◆ Exercise description
Give back the whole listing exactly as shown.

◆ Material shown

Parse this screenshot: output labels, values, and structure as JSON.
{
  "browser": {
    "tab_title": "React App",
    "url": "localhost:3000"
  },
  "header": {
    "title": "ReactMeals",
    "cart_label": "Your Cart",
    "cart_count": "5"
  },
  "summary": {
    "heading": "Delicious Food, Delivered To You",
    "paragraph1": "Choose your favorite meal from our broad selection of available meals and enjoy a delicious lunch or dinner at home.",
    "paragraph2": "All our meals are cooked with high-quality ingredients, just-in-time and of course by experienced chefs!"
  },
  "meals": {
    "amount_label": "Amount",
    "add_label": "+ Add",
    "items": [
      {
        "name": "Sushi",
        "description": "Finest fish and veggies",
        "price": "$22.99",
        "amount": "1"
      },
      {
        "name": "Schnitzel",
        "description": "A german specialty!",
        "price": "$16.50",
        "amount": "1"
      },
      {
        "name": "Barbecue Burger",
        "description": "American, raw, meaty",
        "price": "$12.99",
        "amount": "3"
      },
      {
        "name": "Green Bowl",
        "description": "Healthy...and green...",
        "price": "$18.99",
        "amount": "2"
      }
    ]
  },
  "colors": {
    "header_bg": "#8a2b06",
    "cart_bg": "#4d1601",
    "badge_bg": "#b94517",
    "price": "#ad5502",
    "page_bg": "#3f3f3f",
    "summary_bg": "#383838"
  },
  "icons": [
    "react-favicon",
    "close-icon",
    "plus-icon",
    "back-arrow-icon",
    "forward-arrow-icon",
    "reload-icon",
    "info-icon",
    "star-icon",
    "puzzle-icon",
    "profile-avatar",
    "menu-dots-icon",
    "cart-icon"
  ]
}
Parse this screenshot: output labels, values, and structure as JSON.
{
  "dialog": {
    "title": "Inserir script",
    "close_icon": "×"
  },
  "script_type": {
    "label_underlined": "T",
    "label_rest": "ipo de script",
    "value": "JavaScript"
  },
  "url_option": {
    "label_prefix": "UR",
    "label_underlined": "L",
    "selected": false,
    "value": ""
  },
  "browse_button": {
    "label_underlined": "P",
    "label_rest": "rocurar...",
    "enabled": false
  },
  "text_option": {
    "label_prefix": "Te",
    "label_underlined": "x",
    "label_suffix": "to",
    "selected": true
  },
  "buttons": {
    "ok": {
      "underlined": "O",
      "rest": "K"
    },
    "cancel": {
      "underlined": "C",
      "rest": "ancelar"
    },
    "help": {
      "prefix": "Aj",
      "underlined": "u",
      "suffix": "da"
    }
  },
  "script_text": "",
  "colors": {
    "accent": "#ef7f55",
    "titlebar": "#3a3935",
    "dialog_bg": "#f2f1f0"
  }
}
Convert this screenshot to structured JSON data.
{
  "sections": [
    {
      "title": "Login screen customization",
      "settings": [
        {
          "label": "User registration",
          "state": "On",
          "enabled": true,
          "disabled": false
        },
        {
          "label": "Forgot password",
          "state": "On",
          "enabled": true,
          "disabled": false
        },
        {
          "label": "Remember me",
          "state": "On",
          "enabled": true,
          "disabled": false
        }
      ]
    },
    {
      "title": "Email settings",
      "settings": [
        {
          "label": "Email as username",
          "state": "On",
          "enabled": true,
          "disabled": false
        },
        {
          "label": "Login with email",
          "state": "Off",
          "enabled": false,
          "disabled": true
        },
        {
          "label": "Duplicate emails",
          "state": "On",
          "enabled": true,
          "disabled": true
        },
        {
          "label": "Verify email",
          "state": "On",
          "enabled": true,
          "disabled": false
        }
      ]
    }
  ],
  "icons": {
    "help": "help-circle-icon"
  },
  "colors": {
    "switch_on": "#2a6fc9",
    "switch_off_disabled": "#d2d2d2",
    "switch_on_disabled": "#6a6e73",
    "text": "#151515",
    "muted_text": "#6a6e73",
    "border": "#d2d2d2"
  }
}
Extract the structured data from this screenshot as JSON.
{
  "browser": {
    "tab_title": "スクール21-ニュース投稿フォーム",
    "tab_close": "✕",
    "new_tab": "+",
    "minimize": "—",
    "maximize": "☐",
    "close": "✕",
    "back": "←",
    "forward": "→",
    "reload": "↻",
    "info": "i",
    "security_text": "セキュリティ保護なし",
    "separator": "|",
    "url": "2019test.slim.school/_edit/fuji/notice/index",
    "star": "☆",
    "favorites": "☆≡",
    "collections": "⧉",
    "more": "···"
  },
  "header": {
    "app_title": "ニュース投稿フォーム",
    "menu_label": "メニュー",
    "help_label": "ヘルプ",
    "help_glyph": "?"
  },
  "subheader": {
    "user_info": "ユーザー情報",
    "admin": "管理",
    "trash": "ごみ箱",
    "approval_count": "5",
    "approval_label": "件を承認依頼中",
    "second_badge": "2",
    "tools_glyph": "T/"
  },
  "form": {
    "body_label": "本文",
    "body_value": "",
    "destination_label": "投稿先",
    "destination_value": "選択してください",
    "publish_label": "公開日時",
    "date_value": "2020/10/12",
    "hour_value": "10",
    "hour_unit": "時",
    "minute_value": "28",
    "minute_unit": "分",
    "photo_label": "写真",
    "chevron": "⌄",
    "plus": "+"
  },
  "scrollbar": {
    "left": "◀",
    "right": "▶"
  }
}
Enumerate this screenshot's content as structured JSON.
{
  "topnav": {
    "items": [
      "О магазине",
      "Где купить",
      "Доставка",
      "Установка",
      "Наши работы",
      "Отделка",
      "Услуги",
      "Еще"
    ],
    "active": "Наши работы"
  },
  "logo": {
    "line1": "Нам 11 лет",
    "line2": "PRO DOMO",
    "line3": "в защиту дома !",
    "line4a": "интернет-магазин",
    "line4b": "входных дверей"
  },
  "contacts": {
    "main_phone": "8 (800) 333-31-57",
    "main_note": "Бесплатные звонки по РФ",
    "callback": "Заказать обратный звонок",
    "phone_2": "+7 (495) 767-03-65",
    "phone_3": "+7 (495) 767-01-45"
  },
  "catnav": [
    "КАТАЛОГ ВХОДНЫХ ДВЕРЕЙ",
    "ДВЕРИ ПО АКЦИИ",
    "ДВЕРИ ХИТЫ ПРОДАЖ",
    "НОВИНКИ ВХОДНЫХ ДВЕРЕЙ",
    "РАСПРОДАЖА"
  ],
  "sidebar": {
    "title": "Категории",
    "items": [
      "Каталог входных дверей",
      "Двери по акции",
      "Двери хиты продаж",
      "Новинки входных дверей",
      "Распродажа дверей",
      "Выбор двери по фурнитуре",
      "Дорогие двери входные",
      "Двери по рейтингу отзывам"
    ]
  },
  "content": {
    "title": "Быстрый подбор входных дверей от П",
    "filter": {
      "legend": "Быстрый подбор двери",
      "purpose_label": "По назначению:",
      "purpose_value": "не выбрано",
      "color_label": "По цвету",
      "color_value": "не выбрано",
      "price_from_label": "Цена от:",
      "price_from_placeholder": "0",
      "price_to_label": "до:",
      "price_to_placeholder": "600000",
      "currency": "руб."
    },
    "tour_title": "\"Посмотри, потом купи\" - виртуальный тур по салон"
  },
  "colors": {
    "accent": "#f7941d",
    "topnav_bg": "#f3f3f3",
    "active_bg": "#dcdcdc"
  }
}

◆ Task answer
Parse this screenshot: output labels, values, and structure as JSON.
{
  "browser": {
    "tab_title": "React App",
    "url": "localhost:3000"
  },
  "header": {
    "title": "ReactMeals",
    "cart_label": "Your Cart",
    "cart_count": "5"
  },
  "summary": {
    "heading": "Delicious Food, Delivered To You",
    "paragraph1": "Choose your favorite meal from our broad selection of available meals and enjoy a delicious lunch or dinner at home.",
    "paragraph2": "All our meals are cooked with high-quality ingredients, just-in-time and of course by experienced chefs!"
  },
  "meals": {
    "amount_label": "Amount",
    "add_label": "+ Add",
    "items": [
      {
        "name": "Sushi",
        "description": "Finest fish and veggies",
        "price": "$22.99",
        "amount": "1"
      },
      {
        "name": "Schnitzel",
        "description": "A german specialty!",
        "price": "$16.50",
        "amount": "1"
      },
      {
        "name": "Barbecue Burger",
        "description": "American, raw, meaty",
        "price": "$12.99",
        "amount": "3"
      },
      {
        "name": "Green Bowl",
        "description": "Healthy...and green...",
        "price": "$18.99",
        "amount": "2"
      }
    ]
  },
  "colors": {
    "header_bg": "#8a2b06",
    "cart_bg": "#4d1601",
    "badge_bg": "#b94517",
    "price": "#ad5502",
    "page_bg": "#3f3f3f",
    "summary_bg": "#383838"
  },
  "icons": [
    "react-favicon",
    "close-icon",
    "plus-icon",
    "back-arrow-icon",
    "forward-arrow-icon",
    "reload-icon",
    "info-icon",
    "star-icon",
    "puzzle-icon",
    "profile-avatar",
    "menu-dots-icon",
    "cart-icon"
  ]
}
Parse this screenshot: output labels, values, and structure as JSON.
{
  "dialog": {
    "title": "Inserir script",
    "close_icon": "×"
  },
  "script_type": {
    "label_underlined": "T",
    "label_rest": "ipo de script",
    "value": "JavaScript"
  },
  "url_option": {
    "label_prefix": "UR",
    "label_underlined": "L",
    "selected": false,
    "value": ""
  },
  "browse_button": {
    "label_underlined": "P",
    "label_rest": "rocurar...",
    "enabled": false
  },
  "text_option": {
    "label_prefix": "Te",
    "label_underlined": "x",
    "label_suffix": "to",
    "selected": true
  },
  "buttons": {
    "ok": {
      "underlined": "O",
      "rest": "K"
    },
    "cancel": {
      "underlined": "C",
      "rest": "ancelar"
    },
    "help": {
      "prefix": "Aj",
      "underlined": "u",
      "suffix": "da"
    }
  },
  "script_text": "",
  "colors": {
    "accent": "#ef7f55",
    "titlebar": "#3a3935",
    "dialog_bg": "#f2f1f0"
  }
}
Convert this screenshot to structured JSON data.
{
  "sections": [
    {
      "title": "Login screen customization",
      "settings": [
        {
          "label": "User registration",
          "state": "On",
          "enabled": true,
          "disabled": false
        },
        {
          "label": "Forgot password",
          "state": "On",
          "enabled": true,
          "disabled": false
        },
        {
          "label": "Remember me",
          "state": "On",
          "enabled": true,
          "disabled": false
        }
      ]
    },
    {
      "title": "Email settings",
      "settings": [
        {
          "label": "Email as username",
          "state": "On",
          "enabled": true,
          "disabled": false
        },
        {
          "label": "Login with email",
          "state": "Off",
          "enabled": false,
          "disabled": true
        },
        {
          "label": "Duplicate emails",
          "state": "On",
          "enabled": true,
          "disabled": true
        },
        {
          "label": "Verify email",
          "state": "On",
          "enabled": true,
          "disabled": false
        }
      ]
    }
  ],
  "icons": {
    "help": "help-circle-icon"
  },
  "colors": {
    "switch_on": "#2a6fc9",
    "switch_off_disabled": "#d2d2d2",
    "switch_on_disabled": "#6a6e73",
    "text": "#151515",
    "muted_text": "#6a6e73",
    "border": "#d2d2d2"
  }
}
Extract the structured data from this screenshot as JSON.
{
  "browser": {
    "tab_title": "スクール21-ニュース投稿フォーム",
    "tab_close": "✕",
    "new_tab": "+",
    "minimize": "—",
    "maximize": "☐",
    "close": "✕",
    "back": "←",
    "forward": "→",
    "reload": "↻",
    "info": "i",
    "security_text": "セキュリティ保護なし",
    "separator": "|",
    "url": "2019test.slim.school/_edit/fuji/notice/index",
    "star": "☆",
    "favorites": "☆≡",
    "collections": "⧉",
    "more": "···"
  },
  "header": {
    "app_title": "ニュース投稿フォーム",
    "menu_label": "メニュー",
    "help_label": "ヘルプ",
    "help_glyph": "?"
  },
  "subheader": {
    "user_info": "ユーザー情報",
    "admin": "管理",
    "trash": "ごみ箱",
    "approval_count": "5",
    "approval_label": "件を承認依頼中",
    "second_badge": "2",
    "tools_glyph": "T/"
  },
  "form": {
    "body_label": "本文",
    "body_value": "",
    "destination_label": "投稿先",
    "destination_value": "選択してください",
    "publish_label": "公開日時",
    "date_value": "2020/10/12",
    "hour_value": "10",
    "hour_unit": "時",
    "minute_value": "28",
    "minute_unit": "分",
    "photo_label": "写真",
    "chevron": "⌄",
    "plus": "+"
  },
  "scrollbar": {
    "left": "◀",
    "right": "▶"
  }
}
Enumerate this screenshot's content as structured JSON.
{
  "topnav": {
    "items": [
      "О магазине",
      "Где купить",
      "Доставка",
      "Установка",
      "Наши работы",
      "Отделка",
      "Услуги",
      "Еще"
    ],
    "active": "Наши работы"
  },
  "logo": {
    "line1": "Нам 11 лет",
    "line2": "PRO DOMO",
    "line3": "в защиту дома !",
    "line4a": "интернет-магазин",
    "line4b": "входных дверей"
  },
  "contacts": {
    "main_phone": "8 (800) 333-31-57",
    "main_note": "Бесплатные звонки по РФ",
    "callback": "Заказать обратный звонок",
    "phone_2": "+7 (495) 767-03-65",
    "phone_3": "+7 (495) 767-01-45"
  },
  "catnav": [
    "КАТАЛОГ ВХОДНЫХ ДВЕРЕЙ",
    "ДВЕРИ ПО АКЦИИ",
    "ДВЕРИ ХИТЫ ПРОДАЖ",
    "НОВИНКИ ВХОДНЫХ ДВЕРЕЙ",
    "РАСПРОДАЖА"
  ],
  "sidebar": {
    "title": "Категории",
    "items": [
      "Каталог входных дверей",
      "Двери по акции",
      "Двери хиты продаж",
      "Новинки входных дверей",
      "Распродажа дверей",
      "Выбор двери по фурнитуре",
      "Дорогие двери входные",
      "Двери по рейтингу отзывам"
    ]
  },
  "content": {
    "title": "Быстрый подбор входных дверей от П",
    "filter": {
      "legend": "Быстрый подбор двери",
      "purpose_label": "По назначению:",
      "purpose_value": "не выбрано",
      "color_label": "По цвету",
      "color_value": "не выбрано",
      "price_from_label": "Цена от:",
      "price_from_placeholder": "0",
      "price_to_label": "до:",
      "price_to_placeholder": "600000",
      "currency": "руб."
    },
    "tour_title": "\"Посмотри, потом купи\" - виртуальный тур по салон"
  },
  "colors": {
    "accent": "#f7941d",
    "topnav_bg": "#f3f3f3",
    "active_bg": "#dcdcdc"
  }
}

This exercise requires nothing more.